# start of Records for this task

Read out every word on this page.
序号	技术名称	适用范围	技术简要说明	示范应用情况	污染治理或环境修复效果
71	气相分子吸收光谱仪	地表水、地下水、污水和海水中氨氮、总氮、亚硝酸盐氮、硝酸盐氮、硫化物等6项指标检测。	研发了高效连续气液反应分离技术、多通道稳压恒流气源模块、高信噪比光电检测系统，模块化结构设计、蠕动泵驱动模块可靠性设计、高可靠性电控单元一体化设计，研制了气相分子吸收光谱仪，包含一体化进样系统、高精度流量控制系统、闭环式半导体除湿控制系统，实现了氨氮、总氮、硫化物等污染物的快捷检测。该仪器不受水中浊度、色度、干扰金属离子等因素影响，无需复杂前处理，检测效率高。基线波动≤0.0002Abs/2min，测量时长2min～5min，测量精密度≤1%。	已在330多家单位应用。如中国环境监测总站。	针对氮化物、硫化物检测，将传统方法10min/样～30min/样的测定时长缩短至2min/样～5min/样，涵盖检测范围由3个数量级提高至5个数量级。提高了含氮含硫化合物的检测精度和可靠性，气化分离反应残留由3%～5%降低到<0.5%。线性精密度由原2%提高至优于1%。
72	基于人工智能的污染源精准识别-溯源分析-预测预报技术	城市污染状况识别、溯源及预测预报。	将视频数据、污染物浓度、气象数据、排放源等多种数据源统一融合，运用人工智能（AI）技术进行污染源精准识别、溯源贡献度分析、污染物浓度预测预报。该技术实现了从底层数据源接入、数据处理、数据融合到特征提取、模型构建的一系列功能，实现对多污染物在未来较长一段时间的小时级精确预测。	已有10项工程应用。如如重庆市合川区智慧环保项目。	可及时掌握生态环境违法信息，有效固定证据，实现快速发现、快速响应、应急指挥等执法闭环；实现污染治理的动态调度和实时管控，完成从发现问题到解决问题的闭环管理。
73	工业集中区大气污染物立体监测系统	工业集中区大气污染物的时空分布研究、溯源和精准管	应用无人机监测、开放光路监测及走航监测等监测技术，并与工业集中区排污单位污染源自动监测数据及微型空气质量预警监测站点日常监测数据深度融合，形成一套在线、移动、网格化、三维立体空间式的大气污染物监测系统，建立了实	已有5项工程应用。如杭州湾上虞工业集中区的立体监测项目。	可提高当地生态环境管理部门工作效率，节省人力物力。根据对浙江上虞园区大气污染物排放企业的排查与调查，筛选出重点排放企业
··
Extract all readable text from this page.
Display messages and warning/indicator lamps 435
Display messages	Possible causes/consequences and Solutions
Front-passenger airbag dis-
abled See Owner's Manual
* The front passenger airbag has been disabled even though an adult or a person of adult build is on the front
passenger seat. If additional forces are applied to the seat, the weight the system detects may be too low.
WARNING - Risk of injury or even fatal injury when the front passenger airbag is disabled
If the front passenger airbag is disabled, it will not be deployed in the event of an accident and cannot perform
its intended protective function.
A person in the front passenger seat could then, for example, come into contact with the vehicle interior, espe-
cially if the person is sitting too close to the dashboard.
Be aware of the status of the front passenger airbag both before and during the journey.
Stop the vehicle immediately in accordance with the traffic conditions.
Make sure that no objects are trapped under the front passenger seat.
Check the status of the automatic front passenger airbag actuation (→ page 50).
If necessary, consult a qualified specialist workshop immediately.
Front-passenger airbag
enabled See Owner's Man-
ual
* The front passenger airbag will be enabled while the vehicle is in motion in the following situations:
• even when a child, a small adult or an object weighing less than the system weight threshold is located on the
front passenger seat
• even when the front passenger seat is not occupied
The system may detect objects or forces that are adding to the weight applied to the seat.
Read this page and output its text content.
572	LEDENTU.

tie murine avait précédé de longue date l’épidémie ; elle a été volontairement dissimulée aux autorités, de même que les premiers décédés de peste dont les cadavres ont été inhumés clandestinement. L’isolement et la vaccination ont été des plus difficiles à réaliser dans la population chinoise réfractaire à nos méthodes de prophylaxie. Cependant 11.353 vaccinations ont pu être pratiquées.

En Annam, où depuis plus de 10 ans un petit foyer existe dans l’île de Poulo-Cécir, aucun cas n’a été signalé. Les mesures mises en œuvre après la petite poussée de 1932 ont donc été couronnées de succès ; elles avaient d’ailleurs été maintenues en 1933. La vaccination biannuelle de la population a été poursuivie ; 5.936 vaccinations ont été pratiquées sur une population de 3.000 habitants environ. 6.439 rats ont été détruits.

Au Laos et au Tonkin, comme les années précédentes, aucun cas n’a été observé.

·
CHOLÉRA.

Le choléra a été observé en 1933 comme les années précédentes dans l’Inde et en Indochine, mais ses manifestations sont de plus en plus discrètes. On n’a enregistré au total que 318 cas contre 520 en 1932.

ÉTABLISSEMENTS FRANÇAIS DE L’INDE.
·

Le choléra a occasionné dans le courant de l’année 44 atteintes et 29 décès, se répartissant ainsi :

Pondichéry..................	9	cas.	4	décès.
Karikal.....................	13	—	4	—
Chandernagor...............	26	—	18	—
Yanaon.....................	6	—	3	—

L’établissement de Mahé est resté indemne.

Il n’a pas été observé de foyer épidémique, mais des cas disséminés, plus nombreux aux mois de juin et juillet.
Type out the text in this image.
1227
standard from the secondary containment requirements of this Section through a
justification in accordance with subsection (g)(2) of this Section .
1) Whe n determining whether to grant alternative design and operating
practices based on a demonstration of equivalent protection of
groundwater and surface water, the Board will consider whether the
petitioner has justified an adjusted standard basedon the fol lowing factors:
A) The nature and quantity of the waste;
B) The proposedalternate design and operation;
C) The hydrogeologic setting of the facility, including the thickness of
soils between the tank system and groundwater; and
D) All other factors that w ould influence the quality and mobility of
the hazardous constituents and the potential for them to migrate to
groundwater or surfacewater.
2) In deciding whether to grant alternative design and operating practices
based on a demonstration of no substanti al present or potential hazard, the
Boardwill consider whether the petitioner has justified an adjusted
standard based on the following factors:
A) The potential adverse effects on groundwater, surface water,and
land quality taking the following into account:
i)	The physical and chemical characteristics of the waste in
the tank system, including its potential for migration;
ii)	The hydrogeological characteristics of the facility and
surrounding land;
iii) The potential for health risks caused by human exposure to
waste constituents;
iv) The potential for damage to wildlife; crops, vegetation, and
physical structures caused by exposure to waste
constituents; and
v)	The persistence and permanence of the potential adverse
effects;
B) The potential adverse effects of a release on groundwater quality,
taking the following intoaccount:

# end of Records for this task

From the listing above, extract all records word for word.

Read out every word on this page.
序号	技术名称	适用范围	技术简要说明	示范应用情况	污染治理或环境修复效果
71	气相分子吸收光谱仪	地表水、地下水、污水和海水中氨氮、总氮、亚硝酸盐氮、硝酸盐氮、硫化物等6项指标检测。	研发了高效连续气液反应分离技术、多通道稳压恒流气源模块、高信噪比光电检测系统，模块化结构设计、蠕动泵驱动模块可靠性设计、高可靠性电控单元一体化设计，研制了气相分子吸收光谱仪，包含一体化进样系统、高精度流量控制系统、闭环式半导体除湿控制系统，实现了氨氮、总氮、硫化物等污染物的快捷检测。该仪器不受水中浊度、色度、干扰金属离子等因素影响，无需复杂前处理，检测效率高。基线波动≤0.0002Abs/2min，测量时长2min～5min，测量精密度≤1%。	已在330多家单位应用。如中国环境监测总站。	针对氮化物、硫化物检测，将传统方法10min/样～30min/样的测定时长缩短至2min/样～5min/样，涵盖检测范围由3个数量级提高至5个数量级。提高了含氮含硫化合物的检测精度和可靠性，气化分离反应残留由3%～5%降低到<0.5%。线性精密度由原2%提高至优于1%。
72	基于人工智能的污染源精准识别-溯源分析-预测预报技术	城市污染状况识别、溯源及预测预报。	将视频数据、污染物浓度、气象数据、排放源等多种数据源统一融合，运用人工智能（AI）技术进行污染源精准识别、溯源贡献度分析、污染物浓度预测预报。该技术实现了从底层数据源接入、数据处理、数据融合到特征提取、模型构建的一系列功能，实现对多污染物在未来较长一段时间的小时级精确预测。	已有10项工程应用。如如重庆市合川区智慧环保项目。	可及时掌握生态环境违法信息，有效固定证据，实现快速发现、快速响应、应急指挥等执法闭环；实现污染治理的动态调度和实时管控，完成从发现问题到解决问题的闭环管理。
73	工业集中区大气污染物立体监测系统	工业集中区大气污染物的时空分布研究、溯源和精准管	应用无人机监测、开放光路监测及走航监测等监测技术，并与工业集中区排污单位污染源自动监测数据及微型空气质量预警监测站点日常监测数据深度融合，形成一套在线、移动、网格化、三维立体空间式的大气污染物监测系统，建立了实	已有5项工程应用。如杭州湾上虞工业集中区的立体监测项目。	可提高当地生态环境管理部门工作效率，节省人力物力。根据对浙江上虞园区大气污染物排放企业的排查与调查，筛选出重点排放企业
··
Extract all readable text from this page.
Display messages and warning/indicator lamps 435
Display messages	Possible causes/consequences and Solutions
Front-passenger airbag dis-
abled See Owner's Manual
* The front passenger airbag has been disabled even though an adult or a person of adult build is on the front
passenger seat. If additional forces are applied to the seat, the weight the system detects may be too low.
WARNING - Risk of injury or even fatal injury when the front passenger airbag is disabled
If the front passenger airbag is disabled, it will not be deployed in the event of an accident and cannot perform
its intended protective function.
A person in the front passenger seat could then, for example, come into contact with the vehicle interior, espe-
cially if the person is sitting too close to the dashboard.
Be aware of the status of the front passenger airbag both before and during the journey.
Stop the vehicle immediately in accordance with the traffic conditions.
Make sure that no objects are trapped under the front passenger seat.
Check the status of the automatic front passenger airbag actuation (→ page 50).
If necessary, consult a qualified specialist workshop immediately.
Front-passenger airbag
enabled See Owner's Man-
ual
* The front passenger airbag will be enabled while the vehicle is in motion in the following situations:
• even when a child, a small adult or an object weighing less than the system weight threshold is located on the
front passenger seat
• even when the front passenger seat is not occupied
The system may detect objects or forces that are adding to the weight applied to the seat.
Read this page and output its text content.
572	LEDENTU.

tie murine avait précédé de longue date l’épidémie ; elle a été volontairement dissimulée aux autorités, de même que les premiers décédés de peste dont les cadavres ont été inhumés clandestinement. L’isolement et la vaccination ont été des plus difficiles à réaliser dans la population chinoise réfractaire à nos méthodes de prophylaxie. Cependant 11.353 vaccinations ont pu être pratiquées.

En Annam, où depuis plus de 10 ans un petit foyer existe dans l’île de Poulo-Cécir, aucun cas n’a été signalé. Les mesures mises en œuvre après la petite poussée de 1932 ont donc été couronnées de succès ; elles avaient d’ailleurs été maintenues en 1933. La vaccination biannuelle de la population a été poursuivie ; 5.936 vaccinations ont été pratiquées sur une population de 3.000 habitants environ. 6.439 rats ont été détruits.

Au Laos et au Tonkin, comme les années précédentes, aucun cas n’a été observé.

·
CHOLÉRA.

Le choléra a été observé en 1933 comme les années précédentes dans l’Inde et en Indochine, mais ses manifestations sont de plus en plus discrètes. On n’a enregistré au total que 318 cas contre 520 en 1932.

ÉTABLISSEMENTS FRANÇAIS DE L’INDE.
·

Le choléra a occasionné dans le courant de l’année 44 atteintes et 29 décès, se répartissant ainsi :

Pondichéry..................	9	cas.	4	décès.
Karikal.....................	13	—	4	—
Chandernagor...............	26	—	18	—
Yanaon.....................	6	—	3	—

L’établissement de Mahé est resté indemne.

Il n’a pas été observé de foyer épidémique, mais des cas disséminés, plus nombreux aux mois de juin et juillet.
Type out the text in this image.
1227
standard from the secondary containment requirements of this Section through a
justification in accordance with subsection (g)(2) of this Section .
1) Whe n determining whether to grant alternative design and operating
practices based on a demonstration of equivalent protection of
groundwater and surface water, the Board will consider whether the
petitioner has justified an adjusted standard basedon the fol lowing factors:
A) The nature and quantity of the waste;
B) The proposedalternate design and operation;
C) The hydrogeologic setting of the facility, including the thickness of
soils between the tank system and groundwater; and
D) All other factors that w ould influence the quality and mobility of
the hazardous constituents and the potential for them to migrate to
groundwater or surfacewater.
2) In deciding whether to grant alternative design and operating practices
based on a demonstration of no substanti al present or potential hazard, the
Boardwill consider whether the petitioner has justified an adjusted
standard based on the following factors:
A) The potential adverse effects on groundwater, surface water,and
land quality taking the following into account:
i)	The physical and chemical characteristics of the waste in
the tank system, including its potential for migration;
ii)	The hydrogeological characteristics of the facility and
surrounding land;
iii) The potential for health risks caused by human exposure to
waste constituents;
iv) The potential for damage to wildlife; crops, vegetation, and
physical structures caused by exposure to waste
constituents; and
v)	The persistence and permanence of the potential adverse
effects;
B) The potential adverse effects of a release on groundwater quality,
taking the following intoaccount:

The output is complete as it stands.